## Your task
Write out the material exactly. Do not include the pictures.

## Supplied material

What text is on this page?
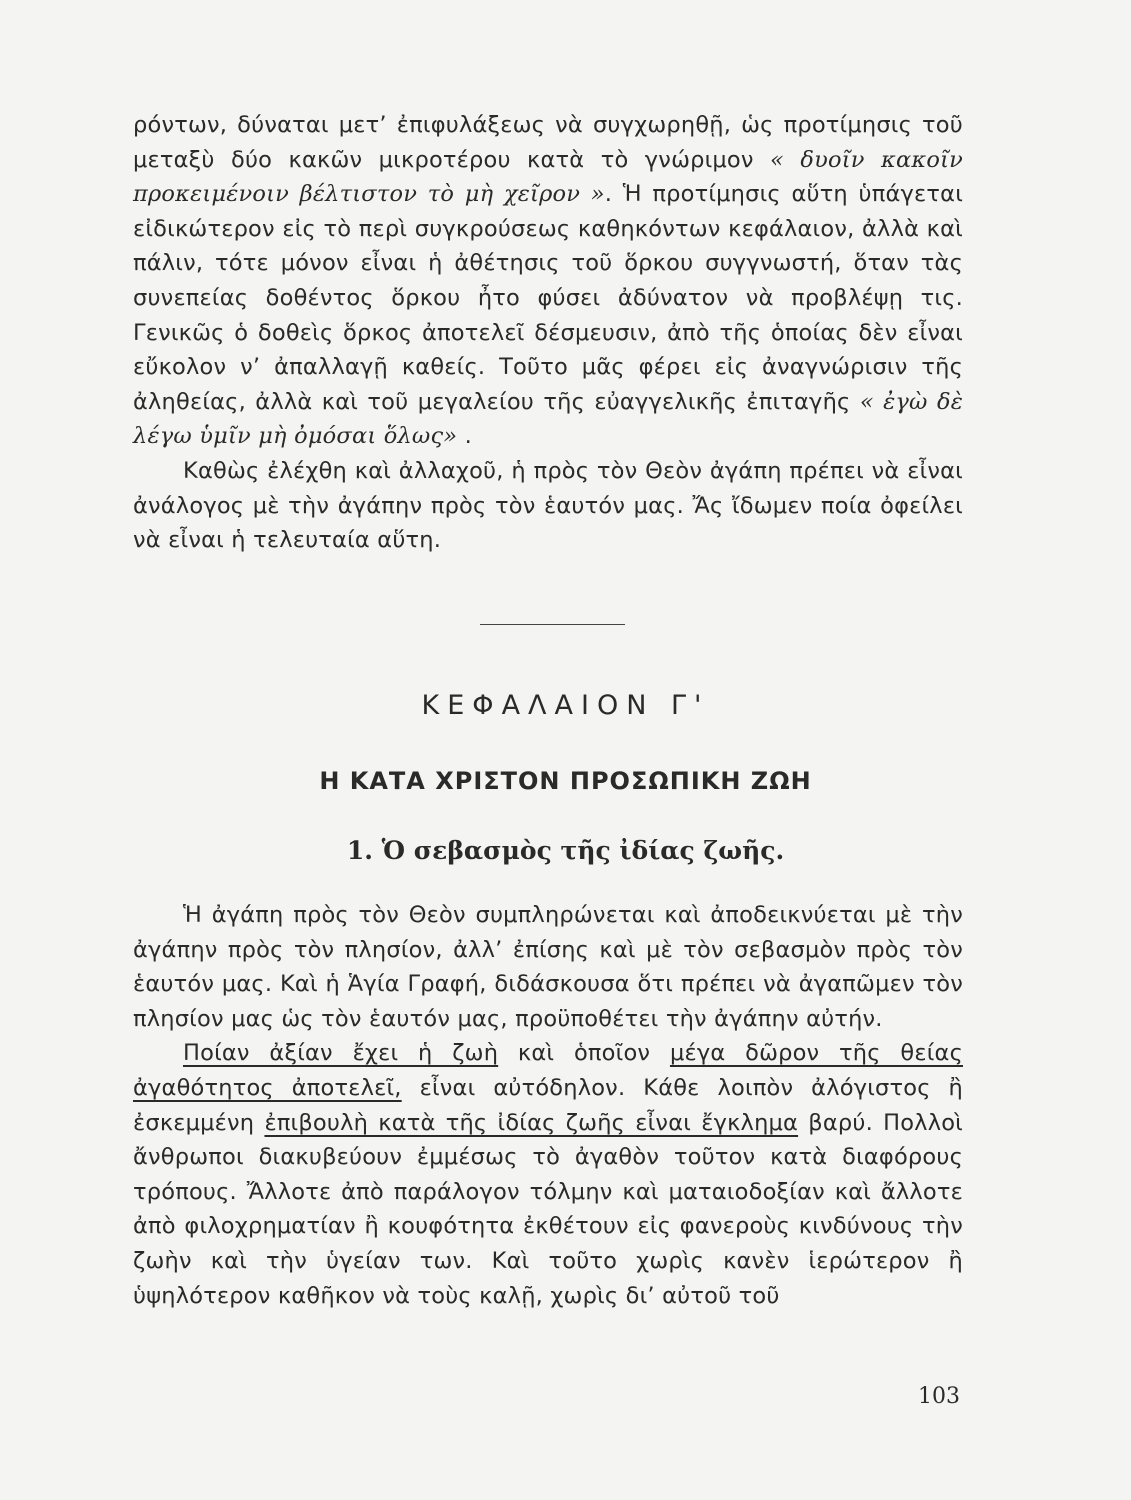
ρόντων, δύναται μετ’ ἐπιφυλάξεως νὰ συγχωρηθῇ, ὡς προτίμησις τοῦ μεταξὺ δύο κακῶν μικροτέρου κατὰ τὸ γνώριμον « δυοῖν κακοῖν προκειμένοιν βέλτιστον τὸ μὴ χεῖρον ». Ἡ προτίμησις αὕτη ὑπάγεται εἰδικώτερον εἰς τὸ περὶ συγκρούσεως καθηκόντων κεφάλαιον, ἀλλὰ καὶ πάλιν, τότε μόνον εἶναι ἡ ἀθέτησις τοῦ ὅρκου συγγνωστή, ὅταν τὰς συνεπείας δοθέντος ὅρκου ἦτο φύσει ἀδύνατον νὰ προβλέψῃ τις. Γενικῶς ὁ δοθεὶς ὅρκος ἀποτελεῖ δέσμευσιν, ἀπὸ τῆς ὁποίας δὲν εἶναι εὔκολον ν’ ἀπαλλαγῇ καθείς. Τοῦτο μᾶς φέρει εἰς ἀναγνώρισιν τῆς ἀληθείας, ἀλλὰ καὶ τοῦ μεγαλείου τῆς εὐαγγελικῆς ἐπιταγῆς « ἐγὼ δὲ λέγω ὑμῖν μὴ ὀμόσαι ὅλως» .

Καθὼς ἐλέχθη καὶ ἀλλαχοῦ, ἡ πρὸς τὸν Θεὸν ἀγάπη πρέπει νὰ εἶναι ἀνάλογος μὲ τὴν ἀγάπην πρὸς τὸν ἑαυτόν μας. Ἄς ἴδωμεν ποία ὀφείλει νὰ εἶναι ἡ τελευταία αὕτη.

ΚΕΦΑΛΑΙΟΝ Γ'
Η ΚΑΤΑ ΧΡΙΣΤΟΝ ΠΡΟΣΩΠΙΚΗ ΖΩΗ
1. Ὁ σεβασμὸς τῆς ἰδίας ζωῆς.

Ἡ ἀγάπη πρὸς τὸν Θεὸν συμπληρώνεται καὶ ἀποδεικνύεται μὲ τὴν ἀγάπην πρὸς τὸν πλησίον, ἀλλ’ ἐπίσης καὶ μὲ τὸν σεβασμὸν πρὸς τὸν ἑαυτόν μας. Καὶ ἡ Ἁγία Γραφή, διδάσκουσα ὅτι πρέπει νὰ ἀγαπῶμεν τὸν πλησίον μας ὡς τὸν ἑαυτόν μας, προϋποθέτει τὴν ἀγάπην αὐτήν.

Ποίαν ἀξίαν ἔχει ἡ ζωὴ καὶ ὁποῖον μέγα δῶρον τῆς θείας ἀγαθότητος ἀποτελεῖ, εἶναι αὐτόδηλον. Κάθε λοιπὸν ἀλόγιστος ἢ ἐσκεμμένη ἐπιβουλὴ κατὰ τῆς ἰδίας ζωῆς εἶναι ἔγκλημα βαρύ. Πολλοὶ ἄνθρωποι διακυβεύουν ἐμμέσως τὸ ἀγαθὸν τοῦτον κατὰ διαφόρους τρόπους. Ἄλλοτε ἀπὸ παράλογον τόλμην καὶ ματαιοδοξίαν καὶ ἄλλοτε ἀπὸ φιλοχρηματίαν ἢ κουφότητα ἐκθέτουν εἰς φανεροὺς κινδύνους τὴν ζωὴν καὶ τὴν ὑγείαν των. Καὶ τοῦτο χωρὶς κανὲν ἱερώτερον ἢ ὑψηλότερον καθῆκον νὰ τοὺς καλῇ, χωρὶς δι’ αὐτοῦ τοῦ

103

## Full answer
What text is on this page?
ρόντων, δύναται μετ’ ἐπιφυλάξεως νὰ συγχωρηθῇ, ὡς προτίμησις τοῦ μεταξὺ δύο κακῶν μικροτέρου κατὰ τὸ γνώριμον « δυοῖν κακοῖν προκειμένοιν βέλτιστον τὸ μὴ χεῖρον ». Ἡ προτίμησις αὕτη ὑπάγεται εἰδικώτερον εἰς τὸ περὶ συγκρούσεως καθηκόντων κεφάλαιον, ἀλλὰ καὶ πάλιν, τότε μόνον εἶναι ἡ ἀθέτησις τοῦ ὅρκου συγγνωστή, ὅταν τὰς συνεπείας δοθέντος ὅρκου ἦτο φύσει ἀδύνατον νὰ προβλέψῃ τις. Γενικῶς ὁ δοθεὶς ὅρκος ἀποτελεῖ δέσμευσιν, ἀπὸ τῆς ὁποίας δὲν εἶναι εὔκολον ν’ ἀπαλλαγῇ καθείς. Τοῦτο μᾶς φέρει εἰς ἀναγνώρισιν τῆς ἀληθείας, ἀλλὰ καὶ τοῦ μεγαλείου τῆς εὐαγγελικῆς ἐπιταγῆς « ἐγὼ δὲ λέγω ὑμῖν μὴ ὀμόσαι ὅλως» .

Καθὼς ἐλέχθη καὶ ἀλλαχοῦ, ἡ πρὸς τὸν Θεὸν ἀγάπη πρέπει νὰ εἶναι ἀνάλογος μὲ τὴν ἀγάπην πρὸς τὸν ἑαυτόν μας. Ἄς ἴδωμεν ποία ὀφείλει νὰ εἶναι ἡ τελευταία αὕτη.

ΚΕΦΑΛΑΙΟΝ Γ'
Η ΚΑΤΑ ΧΡΙΣΤΟΝ ΠΡΟΣΩΠΙΚΗ ΖΩΗ
1. Ὁ σεβασμὸς τῆς ἰδίας ζωῆς.

Ἡ ἀγάπη πρὸς τὸν Θεὸν συμπληρώνεται καὶ ἀποδεικνύεται μὲ τὴν ἀγάπην πρὸς τὸν πλησίον, ἀλλ’ ἐπίσης καὶ μὲ τὸν σεβασμὸν πρὸς τὸν ἑαυτόν μας. Καὶ ἡ Ἁγία Γραφή, διδάσκουσα ὅτι πρέπει νὰ ἀγαπῶμεν τὸν πλησίον μας ὡς τὸν ἑαυτόν μας, προϋποθέτει τὴν ἀγάπην αὐτήν.

Ποίαν ἀξίαν ἔχει ἡ ζωὴ καὶ ὁποῖον μέγα δῶρον τῆς θείας ἀγαθότητος ἀποτελεῖ, εἶναι αὐτόδηλον. Κάθε λοιπὸν ἀλόγιστος ἢ ἐσκεμμένη ἐπιβουλὴ κατὰ τῆς ἰδίας ζωῆς εἶναι ἔγκλημα βαρύ. Πολλοὶ ἄνθρωποι διακυβεύουν ἐμμέσως τὸ ἀγαθὸν τοῦτον κατὰ διαφόρους τρόπους. Ἄλλοτε ἀπὸ παράλογον τόλμην καὶ ματαιοδοξίαν καὶ ἄλλοτε ἀπὸ φιλοχρηματίαν ἢ κουφότητα ἐκθέτουν εἰς φανεροὺς κινδύνους τὴν ζωὴν καὶ τὴν ὑγείαν των. Καὶ τοῦτο χωρὶς κανὲν ἱερώτερον ἢ ὑψηλότερον καθῆκον νὰ τοὺς καλῇ, χωρὶς δι’ αὐτοῦ τοῦ

103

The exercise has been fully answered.